##### Extracted entries

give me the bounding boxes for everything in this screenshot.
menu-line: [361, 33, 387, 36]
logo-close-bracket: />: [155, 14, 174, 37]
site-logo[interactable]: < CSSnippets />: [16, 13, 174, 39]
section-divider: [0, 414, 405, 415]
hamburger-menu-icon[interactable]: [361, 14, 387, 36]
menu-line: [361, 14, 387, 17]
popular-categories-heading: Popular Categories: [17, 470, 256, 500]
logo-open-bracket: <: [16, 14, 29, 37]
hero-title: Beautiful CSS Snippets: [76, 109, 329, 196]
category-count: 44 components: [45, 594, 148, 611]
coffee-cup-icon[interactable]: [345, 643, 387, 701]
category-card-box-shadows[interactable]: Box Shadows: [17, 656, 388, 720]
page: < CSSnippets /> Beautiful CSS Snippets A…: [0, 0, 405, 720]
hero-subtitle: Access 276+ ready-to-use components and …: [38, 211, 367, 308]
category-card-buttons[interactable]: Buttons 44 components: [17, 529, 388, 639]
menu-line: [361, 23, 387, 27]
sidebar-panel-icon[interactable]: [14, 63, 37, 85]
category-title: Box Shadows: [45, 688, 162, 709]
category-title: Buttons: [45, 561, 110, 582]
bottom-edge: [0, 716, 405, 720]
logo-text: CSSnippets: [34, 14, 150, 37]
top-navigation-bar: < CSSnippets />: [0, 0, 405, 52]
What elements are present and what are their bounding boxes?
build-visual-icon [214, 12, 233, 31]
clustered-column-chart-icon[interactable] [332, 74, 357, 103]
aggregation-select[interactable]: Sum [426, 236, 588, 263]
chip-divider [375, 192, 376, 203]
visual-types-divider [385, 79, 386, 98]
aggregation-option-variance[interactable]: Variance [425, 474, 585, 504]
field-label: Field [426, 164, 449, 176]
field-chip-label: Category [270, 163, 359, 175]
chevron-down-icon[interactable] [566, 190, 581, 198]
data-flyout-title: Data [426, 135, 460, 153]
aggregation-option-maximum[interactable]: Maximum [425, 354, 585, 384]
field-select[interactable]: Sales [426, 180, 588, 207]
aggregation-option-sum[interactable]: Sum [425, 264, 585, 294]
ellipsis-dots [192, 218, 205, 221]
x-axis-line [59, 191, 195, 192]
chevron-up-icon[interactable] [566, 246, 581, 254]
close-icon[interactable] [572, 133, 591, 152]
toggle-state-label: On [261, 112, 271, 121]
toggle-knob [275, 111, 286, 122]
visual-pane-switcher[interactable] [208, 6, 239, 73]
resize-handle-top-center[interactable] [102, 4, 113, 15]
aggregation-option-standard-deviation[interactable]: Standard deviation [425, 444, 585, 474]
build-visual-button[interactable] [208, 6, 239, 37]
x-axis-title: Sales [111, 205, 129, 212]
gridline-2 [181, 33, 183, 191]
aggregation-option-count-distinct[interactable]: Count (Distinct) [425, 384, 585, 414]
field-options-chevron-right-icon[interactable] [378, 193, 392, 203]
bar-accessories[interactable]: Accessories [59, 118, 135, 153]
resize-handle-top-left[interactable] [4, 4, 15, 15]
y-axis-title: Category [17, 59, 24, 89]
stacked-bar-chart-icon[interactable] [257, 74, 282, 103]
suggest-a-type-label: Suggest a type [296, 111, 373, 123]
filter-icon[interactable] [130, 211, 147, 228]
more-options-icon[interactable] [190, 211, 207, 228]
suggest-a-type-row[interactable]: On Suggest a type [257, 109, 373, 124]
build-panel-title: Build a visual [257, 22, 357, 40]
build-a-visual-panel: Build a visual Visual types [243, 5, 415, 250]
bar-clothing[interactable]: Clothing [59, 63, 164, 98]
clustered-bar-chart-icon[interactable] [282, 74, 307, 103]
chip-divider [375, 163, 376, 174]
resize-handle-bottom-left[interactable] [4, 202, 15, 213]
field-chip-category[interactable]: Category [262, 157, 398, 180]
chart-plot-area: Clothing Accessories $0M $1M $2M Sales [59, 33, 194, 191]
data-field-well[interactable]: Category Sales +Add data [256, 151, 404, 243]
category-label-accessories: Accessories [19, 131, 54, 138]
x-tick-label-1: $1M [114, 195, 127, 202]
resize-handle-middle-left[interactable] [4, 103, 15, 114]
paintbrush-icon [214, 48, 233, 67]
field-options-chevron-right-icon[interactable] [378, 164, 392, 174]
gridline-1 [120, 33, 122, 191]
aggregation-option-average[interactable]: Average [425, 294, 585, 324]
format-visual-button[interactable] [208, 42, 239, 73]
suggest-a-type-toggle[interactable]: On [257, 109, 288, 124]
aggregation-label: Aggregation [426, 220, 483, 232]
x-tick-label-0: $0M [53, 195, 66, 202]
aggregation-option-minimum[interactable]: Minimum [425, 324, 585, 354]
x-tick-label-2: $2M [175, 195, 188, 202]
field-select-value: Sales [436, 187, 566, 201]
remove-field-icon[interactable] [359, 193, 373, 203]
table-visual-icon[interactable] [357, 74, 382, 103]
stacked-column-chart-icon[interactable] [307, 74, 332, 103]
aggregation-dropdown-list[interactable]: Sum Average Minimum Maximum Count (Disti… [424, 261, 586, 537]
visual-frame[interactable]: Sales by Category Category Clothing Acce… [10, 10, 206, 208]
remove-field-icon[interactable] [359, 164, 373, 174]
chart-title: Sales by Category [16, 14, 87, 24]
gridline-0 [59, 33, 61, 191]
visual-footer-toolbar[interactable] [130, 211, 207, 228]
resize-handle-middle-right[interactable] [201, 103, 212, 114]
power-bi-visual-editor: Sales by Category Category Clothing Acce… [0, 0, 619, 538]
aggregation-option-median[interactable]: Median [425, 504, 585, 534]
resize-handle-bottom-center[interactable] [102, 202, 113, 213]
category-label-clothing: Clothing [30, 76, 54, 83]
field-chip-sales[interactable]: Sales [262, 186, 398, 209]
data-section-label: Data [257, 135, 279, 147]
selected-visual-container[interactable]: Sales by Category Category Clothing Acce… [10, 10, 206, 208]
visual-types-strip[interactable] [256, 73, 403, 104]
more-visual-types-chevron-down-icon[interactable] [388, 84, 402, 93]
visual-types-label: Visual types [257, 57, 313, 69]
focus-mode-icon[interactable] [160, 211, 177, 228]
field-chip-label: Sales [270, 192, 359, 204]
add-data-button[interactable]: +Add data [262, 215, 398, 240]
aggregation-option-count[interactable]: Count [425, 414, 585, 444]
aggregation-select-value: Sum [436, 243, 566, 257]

##########

Exercise objective: From the entries above, extract every line that contains the string "close". Treat uppercase and lowercase as different, so count only matches with the same case.

Solution for this exercise:
logo-close-bracket: />: [155, 14, 174, 37]
close-icon[interactable] [572, 133, 591, 152]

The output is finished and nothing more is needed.